EXERCISE DETAILS
Reproduce every entry below precisely; do not include the pictures.

SOURCE MATERIAL
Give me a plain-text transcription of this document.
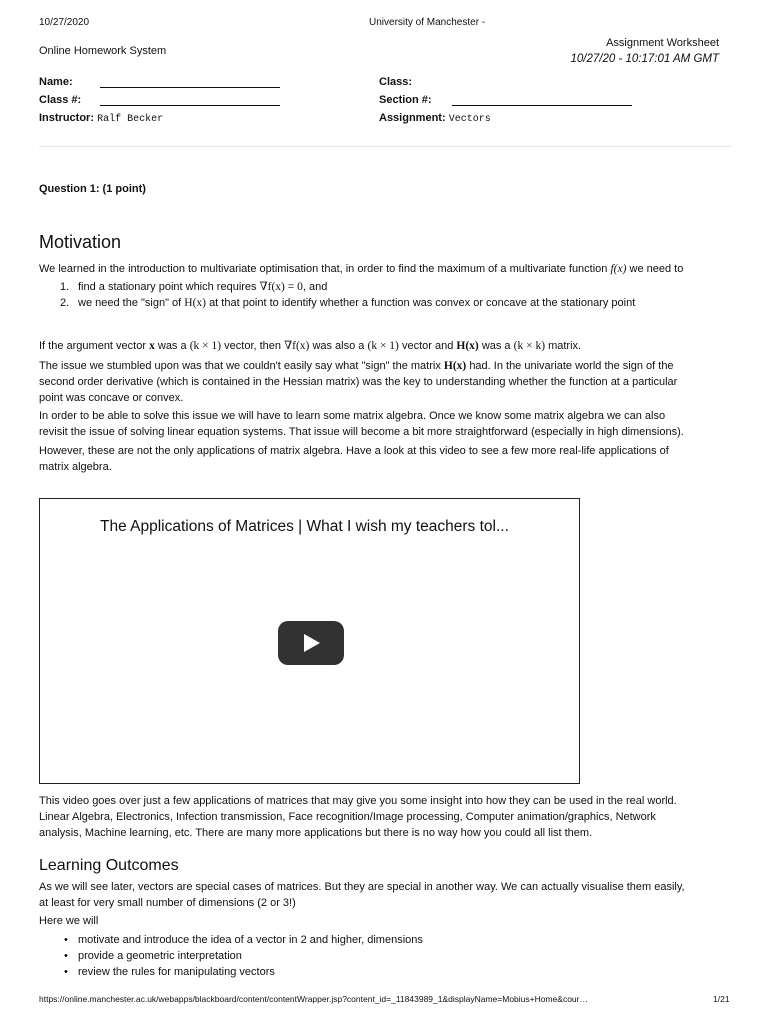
10/27/2020	University of Manchester -
Online Homework System
Assignment Worksheet
10/27/20 - 10:17:01 AM GMT
Name:
Class #:
Instructor: Ralf Becker
Class:
Section #:
Assignment: Vectors
Question 1: (1 point)
Motivation
We learned in the introduction to multivariate optimisation that, in order to find the maximum of a multivariate function f(x) we need to
1. find a stationary point which requires ∇f(x) = 0, and
2. we need the "sign" of H(x) at that point to identify whether a function was convex or concave at the stationary point
If the argument vector x was a (k × 1) vector, then ∇f(x) was also a (k × 1) vector and H(x) was a (k × k) matrix.
The issue we stumbled upon was that we couldn't easily say what "sign" the matrix H(x) had. In the univariate world the sign of the
second order derivative (which is contained in the Hessian matrix) was the key to understanding whether the function at a particular
point was concave or convex.
In order to be able to solve this issue we will have to learn some matrix algebra. Once we know some matrix algebra we can also
revisit the issue of solving linear equation systems. That issue will become a bit more straightforward (especially in high dimensions).
However, these are not the only applications of matrix algebra. Have a look at this video to see a few more real-life applications of
matrix algebra.
The Applications of Matrices | What I wish my teachers tol...
This video goes over just a few applications of matrices that may give you some insight into how they can be used in the real world.
Linear Algebra, Electronics, Infection transmission, Face recognition/Image processing, Computer animation/graphics, Network
analysis, Machine learning, etc. There are many more applications but there is no way how you could all list them.
Learning Outcomes
As we will see later, vectors are special cases of matrices. But they are special in another way. We can actually visualise them easily,
at least for very small number of dimensions (2 or 3!)
Here we will
• motivate and introduce the idea of a vector in 2 and higher, dimensions
• provide a geometric interpretation
• review the rules for manipulating vectors
https://online.manchester.ac.uk/webapps/blackboard/content/contentWrapper.jsp?content_id=_11843989_1&displayName=Mobius+Home&cour…	1/21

TASK OUTPUT
Give me a plain-text transcription of this document.
10/27/2020	University of Manchester -
Online Homework System
Assignment Worksheet
10/27/20 - 10:17:01 AM GMT
Name:
Class #:
Instructor: Ralf Becker
Class:
Section #:
Assignment: Vectors
Question 1: (1 point)
Motivation
We learned in the introduction to multivariate optimisation that, in order to find the maximum of a multivariate function f(x) we need to
1. find a stationary point which requires ∇f(x) = 0, and
2. we need the "sign" of H(x) at that point to identify whether a function was convex or concave at the stationary point
If the argument vector x was a (k × 1) vector, then ∇f(x) was also a (k × 1) vector and H(x) was a (k × k) matrix.
The issue we stumbled upon was that we couldn't easily say what "sign" the matrix H(x) had. In the univariate world the sign of the
second order derivative (which is contained in the Hessian matrix) was the key to understanding whether the function at a particular
point was concave or convex.
In order to be able to solve this issue we will have to learn some matrix algebra. Once we know some matrix algebra we can also
revisit the issue of solving linear equation systems. That issue will become a bit more straightforward (especially in high dimensions).
However, these are not the only applications of matrix algebra. Have a look at this video to see a few more real-life applications of
matrix algebra.
The Applications of Matrices | What I wish my teachers tol...
This video goes over just a few applications of matrices that may give you some insight into how they can be used in the real world.
Linear Algebra, Electronics, Infection transmission, Face recognition/Image processing, Computer animation/graphics, Network
analysis, Machine learning, etc. There are many more applications but there is no way how you could all list them.
Learning Outcomes
As we will see later, vectors are special cases of matrices. But they are special in another way. We can actually visualise them easily,
at least for very small number of dimensions (2 or 3!)
Here we will
• motivate and introduce the idea of a vector in 2 and higher, dimensions
• provide a geometric interpretation
• review the rules for manipulating vectors
https://online.manchester.ac.uk/webapps/blackboard/content/contentWrapper.jsp?content_id=_11843989_1&displayName=Mobius+Home&cour…	1/21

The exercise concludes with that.